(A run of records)
================

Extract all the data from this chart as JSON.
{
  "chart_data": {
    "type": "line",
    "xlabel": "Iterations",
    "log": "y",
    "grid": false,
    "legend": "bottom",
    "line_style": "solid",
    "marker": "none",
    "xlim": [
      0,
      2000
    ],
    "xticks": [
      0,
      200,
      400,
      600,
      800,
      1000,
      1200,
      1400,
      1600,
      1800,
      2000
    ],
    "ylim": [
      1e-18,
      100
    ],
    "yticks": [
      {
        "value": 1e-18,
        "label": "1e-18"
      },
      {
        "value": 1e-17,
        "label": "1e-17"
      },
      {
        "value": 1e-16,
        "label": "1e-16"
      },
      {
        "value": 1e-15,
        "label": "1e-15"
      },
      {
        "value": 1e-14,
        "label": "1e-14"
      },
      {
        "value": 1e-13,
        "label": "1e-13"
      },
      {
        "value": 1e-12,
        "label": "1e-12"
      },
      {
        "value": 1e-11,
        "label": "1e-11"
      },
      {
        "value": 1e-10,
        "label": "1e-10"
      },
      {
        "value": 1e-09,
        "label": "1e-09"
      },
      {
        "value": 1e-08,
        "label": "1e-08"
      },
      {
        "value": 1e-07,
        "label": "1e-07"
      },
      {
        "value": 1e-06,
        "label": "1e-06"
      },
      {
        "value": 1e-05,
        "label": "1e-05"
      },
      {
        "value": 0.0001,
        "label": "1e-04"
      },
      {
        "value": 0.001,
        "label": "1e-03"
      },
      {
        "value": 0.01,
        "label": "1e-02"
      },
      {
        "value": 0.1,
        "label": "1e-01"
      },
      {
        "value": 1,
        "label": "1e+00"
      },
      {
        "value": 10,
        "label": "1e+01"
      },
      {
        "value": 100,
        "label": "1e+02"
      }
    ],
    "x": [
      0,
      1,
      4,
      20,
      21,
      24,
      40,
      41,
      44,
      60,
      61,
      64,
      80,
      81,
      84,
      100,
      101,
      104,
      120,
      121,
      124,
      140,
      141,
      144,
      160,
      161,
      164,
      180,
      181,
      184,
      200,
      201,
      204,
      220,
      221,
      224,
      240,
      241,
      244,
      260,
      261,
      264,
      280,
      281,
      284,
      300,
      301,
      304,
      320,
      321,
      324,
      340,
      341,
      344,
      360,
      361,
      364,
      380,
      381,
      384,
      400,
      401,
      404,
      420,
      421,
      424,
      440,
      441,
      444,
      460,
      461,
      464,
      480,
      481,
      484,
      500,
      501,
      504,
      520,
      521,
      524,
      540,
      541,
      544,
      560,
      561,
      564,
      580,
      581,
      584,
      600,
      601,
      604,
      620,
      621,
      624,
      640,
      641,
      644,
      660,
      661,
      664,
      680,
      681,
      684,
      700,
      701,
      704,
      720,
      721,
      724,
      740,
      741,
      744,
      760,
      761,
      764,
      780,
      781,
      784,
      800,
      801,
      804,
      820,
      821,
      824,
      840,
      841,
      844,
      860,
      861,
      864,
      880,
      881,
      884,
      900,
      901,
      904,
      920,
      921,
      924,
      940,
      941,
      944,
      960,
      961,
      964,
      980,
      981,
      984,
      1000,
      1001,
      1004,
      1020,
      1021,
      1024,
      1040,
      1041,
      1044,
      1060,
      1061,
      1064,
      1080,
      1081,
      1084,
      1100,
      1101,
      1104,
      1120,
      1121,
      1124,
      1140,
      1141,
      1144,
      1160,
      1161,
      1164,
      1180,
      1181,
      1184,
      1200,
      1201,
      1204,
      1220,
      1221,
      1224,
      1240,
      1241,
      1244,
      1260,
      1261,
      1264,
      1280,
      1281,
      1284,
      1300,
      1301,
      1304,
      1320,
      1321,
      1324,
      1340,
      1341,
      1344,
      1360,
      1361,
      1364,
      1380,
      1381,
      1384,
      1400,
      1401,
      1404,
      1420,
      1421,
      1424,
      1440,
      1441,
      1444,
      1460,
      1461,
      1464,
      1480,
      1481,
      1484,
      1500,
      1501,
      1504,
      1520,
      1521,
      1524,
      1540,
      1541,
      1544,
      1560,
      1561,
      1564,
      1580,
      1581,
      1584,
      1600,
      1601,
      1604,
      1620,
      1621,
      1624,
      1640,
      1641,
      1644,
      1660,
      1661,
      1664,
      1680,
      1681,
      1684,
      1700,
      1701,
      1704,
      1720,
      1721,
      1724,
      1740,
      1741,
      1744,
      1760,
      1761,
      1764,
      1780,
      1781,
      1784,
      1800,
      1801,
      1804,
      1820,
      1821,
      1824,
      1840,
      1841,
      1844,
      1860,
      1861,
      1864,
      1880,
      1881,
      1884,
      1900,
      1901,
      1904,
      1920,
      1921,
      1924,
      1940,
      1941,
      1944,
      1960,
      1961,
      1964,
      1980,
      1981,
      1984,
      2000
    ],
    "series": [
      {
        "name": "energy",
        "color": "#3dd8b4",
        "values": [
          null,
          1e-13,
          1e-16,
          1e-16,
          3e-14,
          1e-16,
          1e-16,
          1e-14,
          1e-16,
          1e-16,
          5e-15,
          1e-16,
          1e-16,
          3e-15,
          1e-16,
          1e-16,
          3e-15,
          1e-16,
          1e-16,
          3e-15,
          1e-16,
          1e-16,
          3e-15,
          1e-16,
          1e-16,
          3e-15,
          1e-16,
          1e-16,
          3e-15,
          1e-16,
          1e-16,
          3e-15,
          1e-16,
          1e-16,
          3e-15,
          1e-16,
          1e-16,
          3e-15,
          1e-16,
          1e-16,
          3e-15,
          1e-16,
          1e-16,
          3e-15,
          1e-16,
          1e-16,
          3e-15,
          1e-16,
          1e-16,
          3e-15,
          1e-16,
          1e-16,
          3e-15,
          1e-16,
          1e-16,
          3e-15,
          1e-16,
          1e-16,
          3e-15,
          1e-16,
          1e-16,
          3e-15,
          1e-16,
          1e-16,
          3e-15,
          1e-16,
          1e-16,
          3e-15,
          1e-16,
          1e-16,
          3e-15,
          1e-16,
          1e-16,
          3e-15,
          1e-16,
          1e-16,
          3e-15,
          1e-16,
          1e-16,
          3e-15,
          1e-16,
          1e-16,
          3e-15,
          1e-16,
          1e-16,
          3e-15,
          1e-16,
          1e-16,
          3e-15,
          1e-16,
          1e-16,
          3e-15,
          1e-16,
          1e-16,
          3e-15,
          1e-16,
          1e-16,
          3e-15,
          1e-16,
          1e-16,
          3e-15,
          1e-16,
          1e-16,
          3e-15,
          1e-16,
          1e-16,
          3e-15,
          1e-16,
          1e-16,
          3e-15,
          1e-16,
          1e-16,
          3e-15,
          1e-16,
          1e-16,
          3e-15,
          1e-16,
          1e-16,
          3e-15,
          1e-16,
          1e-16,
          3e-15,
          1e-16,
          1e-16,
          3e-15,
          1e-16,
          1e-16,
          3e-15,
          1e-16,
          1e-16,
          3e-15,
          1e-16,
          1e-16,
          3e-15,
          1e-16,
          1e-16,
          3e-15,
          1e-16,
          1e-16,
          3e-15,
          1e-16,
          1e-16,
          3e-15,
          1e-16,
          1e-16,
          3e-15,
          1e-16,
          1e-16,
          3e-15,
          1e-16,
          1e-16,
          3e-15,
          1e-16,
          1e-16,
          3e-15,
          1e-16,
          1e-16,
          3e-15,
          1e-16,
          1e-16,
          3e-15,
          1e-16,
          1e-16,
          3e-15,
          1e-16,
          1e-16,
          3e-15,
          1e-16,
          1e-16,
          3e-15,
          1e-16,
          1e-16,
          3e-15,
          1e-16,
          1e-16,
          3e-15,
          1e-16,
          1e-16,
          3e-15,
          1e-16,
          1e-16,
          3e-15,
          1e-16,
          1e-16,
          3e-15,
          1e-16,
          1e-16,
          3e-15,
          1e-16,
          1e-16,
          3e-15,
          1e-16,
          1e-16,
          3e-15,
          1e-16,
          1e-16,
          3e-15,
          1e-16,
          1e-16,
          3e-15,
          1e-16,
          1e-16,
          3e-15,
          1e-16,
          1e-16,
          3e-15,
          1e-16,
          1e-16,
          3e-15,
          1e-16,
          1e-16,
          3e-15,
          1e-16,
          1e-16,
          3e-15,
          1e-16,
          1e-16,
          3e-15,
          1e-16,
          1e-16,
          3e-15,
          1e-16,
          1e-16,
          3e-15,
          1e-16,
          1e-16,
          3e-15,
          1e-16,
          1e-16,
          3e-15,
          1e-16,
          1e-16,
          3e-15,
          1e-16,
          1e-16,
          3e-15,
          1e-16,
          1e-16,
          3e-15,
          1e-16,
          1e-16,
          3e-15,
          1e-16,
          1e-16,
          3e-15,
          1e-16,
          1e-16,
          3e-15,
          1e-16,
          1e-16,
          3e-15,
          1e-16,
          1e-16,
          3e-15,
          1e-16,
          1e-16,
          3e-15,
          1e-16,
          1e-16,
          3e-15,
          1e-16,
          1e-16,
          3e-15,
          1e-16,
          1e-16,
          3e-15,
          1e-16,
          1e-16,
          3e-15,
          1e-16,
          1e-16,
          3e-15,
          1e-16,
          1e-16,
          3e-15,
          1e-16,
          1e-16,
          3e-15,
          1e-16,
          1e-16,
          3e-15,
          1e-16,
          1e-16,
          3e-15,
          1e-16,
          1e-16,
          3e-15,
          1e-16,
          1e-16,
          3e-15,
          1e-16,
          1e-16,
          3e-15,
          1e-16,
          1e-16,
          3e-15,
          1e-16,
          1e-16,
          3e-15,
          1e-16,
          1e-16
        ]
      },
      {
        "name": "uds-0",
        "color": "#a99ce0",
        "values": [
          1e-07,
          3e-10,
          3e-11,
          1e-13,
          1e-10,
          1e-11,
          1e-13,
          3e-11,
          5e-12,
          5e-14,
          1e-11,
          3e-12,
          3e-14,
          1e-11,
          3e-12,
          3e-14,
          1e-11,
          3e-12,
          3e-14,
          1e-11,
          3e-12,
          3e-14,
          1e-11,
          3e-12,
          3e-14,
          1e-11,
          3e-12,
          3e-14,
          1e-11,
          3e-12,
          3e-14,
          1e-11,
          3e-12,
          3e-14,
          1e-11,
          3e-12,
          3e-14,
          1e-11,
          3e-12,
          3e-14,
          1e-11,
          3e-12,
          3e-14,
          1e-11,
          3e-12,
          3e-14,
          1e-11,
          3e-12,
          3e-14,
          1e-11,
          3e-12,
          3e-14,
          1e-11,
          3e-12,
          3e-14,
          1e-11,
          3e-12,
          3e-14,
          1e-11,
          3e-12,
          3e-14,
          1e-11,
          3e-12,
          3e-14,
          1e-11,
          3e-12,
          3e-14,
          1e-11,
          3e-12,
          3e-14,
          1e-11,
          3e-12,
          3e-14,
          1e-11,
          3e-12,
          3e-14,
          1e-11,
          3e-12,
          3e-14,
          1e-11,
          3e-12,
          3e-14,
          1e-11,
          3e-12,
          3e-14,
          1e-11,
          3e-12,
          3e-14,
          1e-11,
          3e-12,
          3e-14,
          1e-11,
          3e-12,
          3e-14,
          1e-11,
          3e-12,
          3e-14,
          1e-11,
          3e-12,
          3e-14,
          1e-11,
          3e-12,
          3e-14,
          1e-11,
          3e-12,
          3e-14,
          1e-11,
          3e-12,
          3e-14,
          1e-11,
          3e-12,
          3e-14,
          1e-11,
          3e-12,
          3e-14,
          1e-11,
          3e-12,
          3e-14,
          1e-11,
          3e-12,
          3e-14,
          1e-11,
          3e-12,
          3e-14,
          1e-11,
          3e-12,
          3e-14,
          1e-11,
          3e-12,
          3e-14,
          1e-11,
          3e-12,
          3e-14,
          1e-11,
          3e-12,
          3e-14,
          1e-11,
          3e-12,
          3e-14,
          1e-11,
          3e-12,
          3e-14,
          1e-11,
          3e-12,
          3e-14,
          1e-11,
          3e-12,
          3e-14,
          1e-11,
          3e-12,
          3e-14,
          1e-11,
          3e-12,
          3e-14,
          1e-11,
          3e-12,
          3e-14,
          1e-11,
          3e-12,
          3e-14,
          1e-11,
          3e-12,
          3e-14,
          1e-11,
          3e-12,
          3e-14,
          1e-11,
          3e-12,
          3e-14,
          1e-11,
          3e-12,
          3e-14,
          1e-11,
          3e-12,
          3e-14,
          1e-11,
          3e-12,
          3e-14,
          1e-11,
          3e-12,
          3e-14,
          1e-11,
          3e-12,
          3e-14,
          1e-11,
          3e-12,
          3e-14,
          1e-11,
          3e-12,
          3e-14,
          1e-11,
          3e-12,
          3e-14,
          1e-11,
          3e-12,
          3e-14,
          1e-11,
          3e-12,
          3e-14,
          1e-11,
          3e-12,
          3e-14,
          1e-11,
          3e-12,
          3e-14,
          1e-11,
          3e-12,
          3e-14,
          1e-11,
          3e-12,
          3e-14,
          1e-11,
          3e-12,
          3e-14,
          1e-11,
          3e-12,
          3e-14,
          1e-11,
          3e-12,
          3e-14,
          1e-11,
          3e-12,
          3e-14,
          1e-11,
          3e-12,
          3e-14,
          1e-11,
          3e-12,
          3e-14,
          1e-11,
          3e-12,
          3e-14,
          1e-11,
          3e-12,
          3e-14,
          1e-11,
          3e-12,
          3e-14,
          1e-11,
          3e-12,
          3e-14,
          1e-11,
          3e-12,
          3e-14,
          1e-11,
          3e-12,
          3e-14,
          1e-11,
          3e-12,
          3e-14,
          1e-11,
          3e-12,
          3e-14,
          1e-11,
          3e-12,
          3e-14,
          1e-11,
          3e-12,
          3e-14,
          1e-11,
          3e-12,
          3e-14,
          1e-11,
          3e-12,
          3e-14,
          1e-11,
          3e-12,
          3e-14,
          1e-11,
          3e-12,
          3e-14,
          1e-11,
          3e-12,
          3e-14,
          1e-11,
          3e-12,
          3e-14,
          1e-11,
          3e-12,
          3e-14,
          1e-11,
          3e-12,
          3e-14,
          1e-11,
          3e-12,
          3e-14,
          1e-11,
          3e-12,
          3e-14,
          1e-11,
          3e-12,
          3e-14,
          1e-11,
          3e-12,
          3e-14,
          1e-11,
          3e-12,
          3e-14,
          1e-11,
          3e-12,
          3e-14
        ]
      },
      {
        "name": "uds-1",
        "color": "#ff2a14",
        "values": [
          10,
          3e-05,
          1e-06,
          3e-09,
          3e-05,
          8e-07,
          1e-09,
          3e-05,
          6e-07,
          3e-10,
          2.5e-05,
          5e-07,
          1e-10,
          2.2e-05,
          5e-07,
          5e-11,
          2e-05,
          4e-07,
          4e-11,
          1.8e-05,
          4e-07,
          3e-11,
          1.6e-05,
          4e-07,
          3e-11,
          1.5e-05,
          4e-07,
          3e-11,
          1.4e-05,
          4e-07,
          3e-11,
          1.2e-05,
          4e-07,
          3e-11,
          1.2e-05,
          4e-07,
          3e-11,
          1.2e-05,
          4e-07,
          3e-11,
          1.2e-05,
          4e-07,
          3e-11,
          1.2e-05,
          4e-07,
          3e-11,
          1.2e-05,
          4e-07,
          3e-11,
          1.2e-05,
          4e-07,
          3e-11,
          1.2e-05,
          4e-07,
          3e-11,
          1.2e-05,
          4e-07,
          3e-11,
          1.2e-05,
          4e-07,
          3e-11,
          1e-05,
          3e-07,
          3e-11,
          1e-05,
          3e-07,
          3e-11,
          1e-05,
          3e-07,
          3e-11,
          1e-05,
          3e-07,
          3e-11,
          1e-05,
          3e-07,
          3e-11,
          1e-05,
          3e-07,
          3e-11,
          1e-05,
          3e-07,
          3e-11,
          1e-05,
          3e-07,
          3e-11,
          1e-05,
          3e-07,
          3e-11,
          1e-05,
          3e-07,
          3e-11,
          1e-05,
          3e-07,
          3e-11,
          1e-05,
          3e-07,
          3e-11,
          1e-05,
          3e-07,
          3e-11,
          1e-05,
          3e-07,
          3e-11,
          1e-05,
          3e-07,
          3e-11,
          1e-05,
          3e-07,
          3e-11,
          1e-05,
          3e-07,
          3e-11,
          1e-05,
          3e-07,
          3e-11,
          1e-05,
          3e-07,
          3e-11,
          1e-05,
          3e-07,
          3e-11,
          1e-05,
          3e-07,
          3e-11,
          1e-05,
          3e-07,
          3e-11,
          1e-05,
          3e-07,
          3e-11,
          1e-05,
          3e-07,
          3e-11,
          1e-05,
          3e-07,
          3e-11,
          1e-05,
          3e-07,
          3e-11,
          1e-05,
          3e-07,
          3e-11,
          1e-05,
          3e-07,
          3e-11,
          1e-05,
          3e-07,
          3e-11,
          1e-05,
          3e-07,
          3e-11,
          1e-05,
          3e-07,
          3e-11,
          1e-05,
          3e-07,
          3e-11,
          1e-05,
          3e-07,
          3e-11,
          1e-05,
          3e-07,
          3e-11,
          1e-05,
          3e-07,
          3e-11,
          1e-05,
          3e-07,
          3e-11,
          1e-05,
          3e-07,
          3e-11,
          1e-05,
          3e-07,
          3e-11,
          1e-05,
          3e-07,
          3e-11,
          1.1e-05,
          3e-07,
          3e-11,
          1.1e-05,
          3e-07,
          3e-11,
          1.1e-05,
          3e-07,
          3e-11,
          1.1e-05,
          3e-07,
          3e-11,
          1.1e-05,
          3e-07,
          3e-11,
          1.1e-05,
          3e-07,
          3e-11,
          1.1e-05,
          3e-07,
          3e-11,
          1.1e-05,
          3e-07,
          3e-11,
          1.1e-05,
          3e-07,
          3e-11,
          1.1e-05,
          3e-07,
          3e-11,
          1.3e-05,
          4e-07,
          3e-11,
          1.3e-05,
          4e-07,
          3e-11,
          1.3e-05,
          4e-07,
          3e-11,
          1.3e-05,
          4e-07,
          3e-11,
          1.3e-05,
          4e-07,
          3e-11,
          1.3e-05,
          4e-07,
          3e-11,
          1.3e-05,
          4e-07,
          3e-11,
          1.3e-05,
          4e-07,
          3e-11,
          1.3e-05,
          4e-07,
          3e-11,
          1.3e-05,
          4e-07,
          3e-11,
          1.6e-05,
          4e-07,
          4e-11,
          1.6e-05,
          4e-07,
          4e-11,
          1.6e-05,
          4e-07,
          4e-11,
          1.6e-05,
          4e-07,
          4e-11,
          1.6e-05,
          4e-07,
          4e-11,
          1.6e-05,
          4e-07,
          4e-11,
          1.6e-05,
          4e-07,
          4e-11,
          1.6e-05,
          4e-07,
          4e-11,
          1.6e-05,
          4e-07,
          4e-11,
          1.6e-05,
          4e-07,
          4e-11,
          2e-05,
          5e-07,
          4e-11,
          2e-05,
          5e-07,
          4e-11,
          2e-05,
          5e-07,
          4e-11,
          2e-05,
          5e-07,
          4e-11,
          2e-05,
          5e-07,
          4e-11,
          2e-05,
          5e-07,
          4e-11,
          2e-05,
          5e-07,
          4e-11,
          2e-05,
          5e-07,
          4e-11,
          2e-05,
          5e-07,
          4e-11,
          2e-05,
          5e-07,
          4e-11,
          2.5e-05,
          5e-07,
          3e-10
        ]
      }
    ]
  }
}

================

■ **Work to complete**: Going through the entries above line by line, work out how many lines include the word "color". Only the number is required.

■ **Exercise answer**: 3